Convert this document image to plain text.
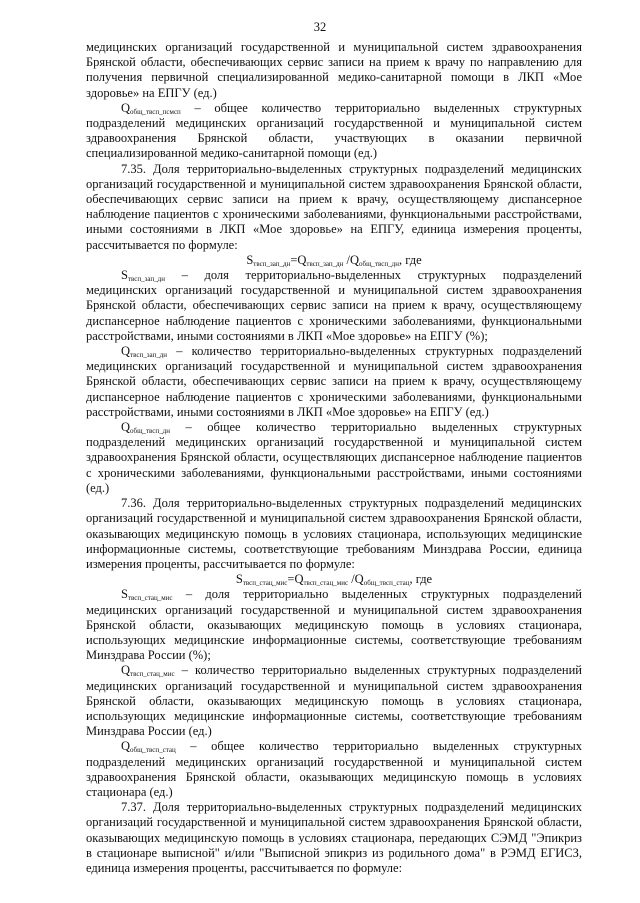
32

медицинских организаций государственной и муниципальной систем здравоохранения Брянской области, обеспечивающих сервис записи на прием к врачу по направлению для получения первичной специализированной медико-санитарной помощи в ЛКП «Мое здоровье» на ЕПГУ (ед.)

$Q_{общ\_твсп\_псмсп}$ – общее количество территориально выделенных структурных подразделений медицинских организаций государственной и муниципальной систем здравоохранения Брянской области, участвующих в оказании первичной специализированной медико-санитарной помощи (ед.)

7.35. Доля территориально-выделенных структурных подразделений медицинских организаций государственной и муниципальной систем здравоохранения Брянской области, обеспечивающих сервис записи на прием к врачу, осуществляющему диспансерное наблюдение пациентов с хроническими заболеваниями, функциональными расстройствами, иными состояниями в ЛКП «Мое здоровье» на ЕПГУ, единица измерения проценты, рассчитывается по формуле:

$S_{твсп\_зап\_дн}=Q_{твсп\_зап\_дн}$ $/Q_{общ\_твсп\_дн}$, где

$S_{твсп\_зап\_дн}$ – доля территориально-выделенных структурных подразделений медицинских организаций государственной и муниципальной систем здравоохранения Брянской области, обеспечивающих сервис записи на прием к врачу, осуществляющему диспансерное наблюдение пациентов с хроническими заболеваниями, функциональными расстройствами, иными состояниями в ЛКП «Мое здоровье» на ЕПГУ (%);

$Q_{твсп\_зап\_дн}$ – количество территориально-выделенных структурных подразделений медицинских организаций государственной и муниципальной систем здравоохранения Брянской области, обеспечивающих сервис записи на прием к врачу, осуществляющему диспансерное наблюдение пациентов с хроническими заболеваниями, функциональными расстройствами, иными состояниями в ЛКП «Мое здоровье» на ЕПГУ (ед.)

$Q_{общ\_твсп\_дн}$ – общее количество территориально выделенных структурных подразделений медицинских организаций государственной и муниципальной систем здравоохранения Брянской области, осуществляющих диспансерное наблюдение пациентов с хроническими заболеваниями, функциональными расстройствами, иными состояниями (ед.)

7.36. Доля территориально-выделенных структурных подразделений медицинских организаций государственной и муниципальной систем здравоохранения Брянской области, оказывающих медицинскую помощь в условиях стационара, использующих медицинские информационные системы, соответствующие требованиям Минздрава России, единица измерения проценты, рассчитывается по формуле:

$S_{твсп\_стац\_мис}=Q_{твсп\_стац\_мис}$ $/Q_{общ\_твсп\_стац}$, где

$S_{твсп\_стац\_мис}$ – доля территориально выделенных структурных подразделений медицинских организаций государственной и муниципальной систем здравоохранения Брянской области, оказывающих медицинскую помощь в условиях стационара, использующих медицинские информационные системы, соответствующие требованиям Минздрава России (%);

$Q_{твсп\_стац\_мис}$ – количество территориально выделенных структурных подразделений медицинских организаций государственной и муниципальной систем здравоохранения Брянской области, оказывающих медицинскую помощь в условиях стационара, использующих медицинские информационные системы, соответствующие требованиям Минздрава России (ед.)

$Q_{общ\_твсп\_стац}$ – общее количество территориально выделенных структурных подразделений медицинских организаций государственной и муниципальной систем здравоохранения Брянской области, оказывающих медицинскую помощь в условиях стационара (ед.)

7.37. Доля территориально-выделенных структурных подразделений медицинских организаций государственной и муниципальной систем здравоохранения Брянской области, оказывающих медицинскую помощь в условиях стационара, передающих СЭМД "Эпикриз в стационаре выписной" и/или "Выписной эпикриз из родильного дома" в РЭМД ЕГИСЗ, единица измерения проценты, рассчитывается по формуле:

-- AIM OF THE TASK --
Gather every line from the listing above in which the word "медико" appears.

-- TASK RESPONSE --
медицинских организаций государственной и муниципальной систем здравоохранения Брянской области, обеспечивающих сервис записи на прием к врачу по направлению для получения первичной специализированной медико-санитарной помощи в ЛКП «Мое здоровье» на ЕПГУ (ед.)
$Q_{общ\_твсп\_псмсп}$ – общее количество территориально выделенных структурных подразделений медицинских организаций государственной и муниципальной систем здравоохранения Брянской области, участвующих в оказании первичной специализированной медико-санитарной помощи (ед.)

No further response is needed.